Problem requirements - When you reply, transcribe every line of the data below exactly.

Exercise data -
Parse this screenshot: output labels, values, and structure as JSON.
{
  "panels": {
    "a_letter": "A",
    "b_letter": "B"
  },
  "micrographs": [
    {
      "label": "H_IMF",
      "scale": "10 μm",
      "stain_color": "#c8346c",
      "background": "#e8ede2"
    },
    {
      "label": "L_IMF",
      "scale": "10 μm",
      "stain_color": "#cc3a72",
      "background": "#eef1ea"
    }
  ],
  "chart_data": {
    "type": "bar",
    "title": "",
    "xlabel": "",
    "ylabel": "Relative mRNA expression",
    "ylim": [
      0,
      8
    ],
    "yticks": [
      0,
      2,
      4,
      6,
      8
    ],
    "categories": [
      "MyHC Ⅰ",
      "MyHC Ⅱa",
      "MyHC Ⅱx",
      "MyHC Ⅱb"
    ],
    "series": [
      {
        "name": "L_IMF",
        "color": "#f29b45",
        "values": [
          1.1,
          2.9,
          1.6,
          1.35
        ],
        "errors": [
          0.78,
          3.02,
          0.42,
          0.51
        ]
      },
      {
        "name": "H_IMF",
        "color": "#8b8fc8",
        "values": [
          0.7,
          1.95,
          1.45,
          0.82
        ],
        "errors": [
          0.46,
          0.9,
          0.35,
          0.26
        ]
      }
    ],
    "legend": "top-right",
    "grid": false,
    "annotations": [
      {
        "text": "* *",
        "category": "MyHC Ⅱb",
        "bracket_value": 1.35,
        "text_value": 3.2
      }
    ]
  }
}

Exercise result -
Parse this screenshot: output labels, values, and structure as JSON.
{
  "panels": {
    "a_letter": "A",
    "b_letter": "B"
  },
  "micrographs": [
    {
      "label": "H_IMF",
      "scale": "10 μm",
      "stain_color": "#c8346c",
      "background": "#e8ede2"
    },
    {
      "label": "L_IMF",
      "scale": "10 μm",
      "stain_color": "#cc3a72",
      "background": "#eef1ea"
    }
  ],
  "chart_data": {
    "type": "bar",
    "title": "",
    "xlabel": "",
    "ylabel": "Relative mRNA expression",
    "ylim": [
      0,
      8
    ],
    "yticks": [
      0,
      2,
      4,
      6,
      8
    ],
    "categories": [
      "MyHC Ⅰ",
      "MyHC Ⅱa",
      "MyHC Ⅱx",
      "MyHC Ⅱb"
    ],
    "series": [
      {
        "name": "L_IMF",
        "color": "#f29b45",
        "values": [
          1.1,
          2.9,
          1.6,
          1.35
        ],
        "errors": [
          0.78,
          3.02,
          0.42,
          0.51
        ]
      },
      {
        "name": "H_IMF",
        "color": "#8b8fc8",
        "values": [
          0.7,
          1.95,
          1.45,
          0.82
        ],
        "errors": [
          0.46,
          0.9,
          0.35,
          0.26
        ]
      }
    ],
    "legend": "top-right",
    "grid": false,
    "annotations": [
      {
        "text": "* *",
        "category": "MyHC Ⅱb",
        "bracket_value": 1.35,
        "text_value": 3.2
      }
    ]
  }
}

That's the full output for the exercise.